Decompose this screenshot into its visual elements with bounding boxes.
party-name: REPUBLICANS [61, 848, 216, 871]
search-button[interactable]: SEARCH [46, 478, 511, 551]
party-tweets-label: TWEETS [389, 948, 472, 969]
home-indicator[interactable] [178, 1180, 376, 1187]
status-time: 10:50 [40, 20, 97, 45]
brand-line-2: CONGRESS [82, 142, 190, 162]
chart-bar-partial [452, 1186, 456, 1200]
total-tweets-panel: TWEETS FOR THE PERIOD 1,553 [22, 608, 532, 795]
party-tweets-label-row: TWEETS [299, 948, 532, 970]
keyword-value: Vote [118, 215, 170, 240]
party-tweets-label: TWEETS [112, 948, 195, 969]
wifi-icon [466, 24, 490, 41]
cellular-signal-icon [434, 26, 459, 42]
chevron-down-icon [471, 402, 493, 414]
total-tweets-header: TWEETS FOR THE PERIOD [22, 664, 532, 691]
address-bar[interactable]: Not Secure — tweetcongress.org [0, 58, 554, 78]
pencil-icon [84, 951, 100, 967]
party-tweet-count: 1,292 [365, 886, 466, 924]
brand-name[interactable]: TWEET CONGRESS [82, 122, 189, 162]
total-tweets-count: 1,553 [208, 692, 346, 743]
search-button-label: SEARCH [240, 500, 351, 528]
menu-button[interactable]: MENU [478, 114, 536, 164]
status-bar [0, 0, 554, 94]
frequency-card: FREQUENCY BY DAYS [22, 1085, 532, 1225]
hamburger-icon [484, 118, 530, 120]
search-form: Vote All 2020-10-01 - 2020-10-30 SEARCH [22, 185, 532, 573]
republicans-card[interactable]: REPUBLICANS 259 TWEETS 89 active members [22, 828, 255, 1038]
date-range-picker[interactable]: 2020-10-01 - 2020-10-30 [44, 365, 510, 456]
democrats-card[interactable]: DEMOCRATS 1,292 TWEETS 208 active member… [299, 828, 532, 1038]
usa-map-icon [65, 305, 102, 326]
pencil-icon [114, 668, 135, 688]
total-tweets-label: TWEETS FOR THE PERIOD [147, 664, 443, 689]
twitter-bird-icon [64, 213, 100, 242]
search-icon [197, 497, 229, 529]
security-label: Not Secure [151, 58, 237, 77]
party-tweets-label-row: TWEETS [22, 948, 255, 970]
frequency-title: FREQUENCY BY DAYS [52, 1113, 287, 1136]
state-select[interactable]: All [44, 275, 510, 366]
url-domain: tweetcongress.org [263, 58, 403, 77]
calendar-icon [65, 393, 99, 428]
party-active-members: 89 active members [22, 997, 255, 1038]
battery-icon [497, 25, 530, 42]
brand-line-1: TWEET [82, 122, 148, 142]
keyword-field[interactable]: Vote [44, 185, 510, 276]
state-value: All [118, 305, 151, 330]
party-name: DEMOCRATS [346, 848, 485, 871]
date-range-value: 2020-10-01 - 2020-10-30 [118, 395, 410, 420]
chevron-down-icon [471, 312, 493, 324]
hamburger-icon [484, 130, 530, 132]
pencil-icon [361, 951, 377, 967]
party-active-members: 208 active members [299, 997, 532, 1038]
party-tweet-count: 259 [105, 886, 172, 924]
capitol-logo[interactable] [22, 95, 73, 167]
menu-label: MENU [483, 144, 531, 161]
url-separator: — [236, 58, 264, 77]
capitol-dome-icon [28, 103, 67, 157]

---------------

> _Directions for this task_
Reproduce every item above line for line, changing no characters and leaving none out.

> _Worked answer_
Decompose this screenshot into its visual elements with bounding boxes.
party-name: REPUBLICANS [61, 848, 216, 871]
search-button[interactable]: SEARCH [46, 478, 511, 551]
party-tweets-label: TWEETS [389, 948, 472, 969]
home-indicator[interactable] [178, 1180, 376, 1187]
status-time: 10:50 [40, 20, 97, 45]
brand-line-2: CONGRESS [82, 142, 190, 162]
chart-bar-partial [452, 1186, 456, 1200]
total-tweets-panel: TWEETS FOR THE PERIOD 1,553 [22, 608, 532, 795]
party-tweets-label-row: TWEETS [299, 948, 532, 970]
keyword-value: Vote [118, 215, 170, 240]
party-tweets-label: TWEETS [112, 948, 195, 969]
wifi-icon [466, 24, 490, 41]
cellular-signal-icon [434, 26, 459, 42]
chevron-down-icon [471, 402, 493, 414]
total-tweets-header: TWEETS FOR THE PERIOD [22, 664, 532, 691]
address-bar[interactable]: Not Secure — tweetcongress.org [0, 58, 554, 78]
pencil-icon [84, 951, 100, 967]
party-tweet-count: 1,292 [365, 886, 466, 924]
brand-name[interactable]: TWEET CONGRESS [82, 122, 189, 162]
total-tweets-count: 1,553 [208, 692, 346, 743]
search-button-label: SEARCH [240, 500, 351, 528]
menu-button[interactable]: MENU [478, 114, 536, 164]
status-bar [0, 0, 554, 94]
frequency-card: FREQUENCY BY DAYS [22, 1085, 532, 1225]
hamburger-icon [484, 118, 530, 120]
search-form: Vote All 2020-10-01 - 2020-10-30 SEARCH [22, 185, 532, 573]
republicans-card[interactable]: REPUBLICANS 259 TWEETS 89 active members [22, 828, 255, 1038]
date-range-picker[interactable]: 2020-10-01 - 2020-10-30 [44, 365, 510, 456]
democrats-card[interactable]: DEMOCRATS 1,292 TWEETS 208 active member… [299, 828, 532, 1038]
usa-map-icon [65, 305, 102, 326]
pencil-icon [114, 668, 135, 688]
total-tweets-label: TWEETS FOR THE PERIOD [147, 664, 443, 689]
twitter-bird-icon [64, 213, 100, 242]
search-icon [197, 497, 229, 529]
security-label: Not Secure [151, 58, 237, 77]
party-tweets-label-row: TWEETS [22, 948, 255, 970]
frequency-title: FREQUENCY BY DAYS [52, 1113, 287, 1136]
state-select[interactable]: All [44, 275, 510, 366]
url-domain: tweetcongress.org [263, 58, 403, 77]
calendar-icon [65, 393, 99, 428]
party-active-members: 89 active members [22, 997, 255, 1038]
battery-icon [497, 25, 530, 42]
brand-line-1: TWEET [82, 122, 148, 142]
keyword-field[interactable]: Vote [44, 185, 510, 276]
state-value: All [118, 305, 151, 330]
party-name: DEMOCRATS [346, 848, 485, 871]
date-range-value: 2020-10-01 - 2020-10-30 [118, 395, 410, 420]
chevron-down-icon [471, 312, 493, 324]
hamburger-icon [484, 130, 530, 132]
pencil-icon [361, 951, 377, 967]
party-active-members: 208 active members [299, 997, 532, 1038]
party-tweet-count: 259 [105, 886, 172, 924]
capitol-logo[interactable] [22, 95, 73, 167]
menu-label: MENU [483, 144, 531, 161]
url-separator: — [236, 58, 264, 77]
capitol-dome-icon [28, 103, 67, 157]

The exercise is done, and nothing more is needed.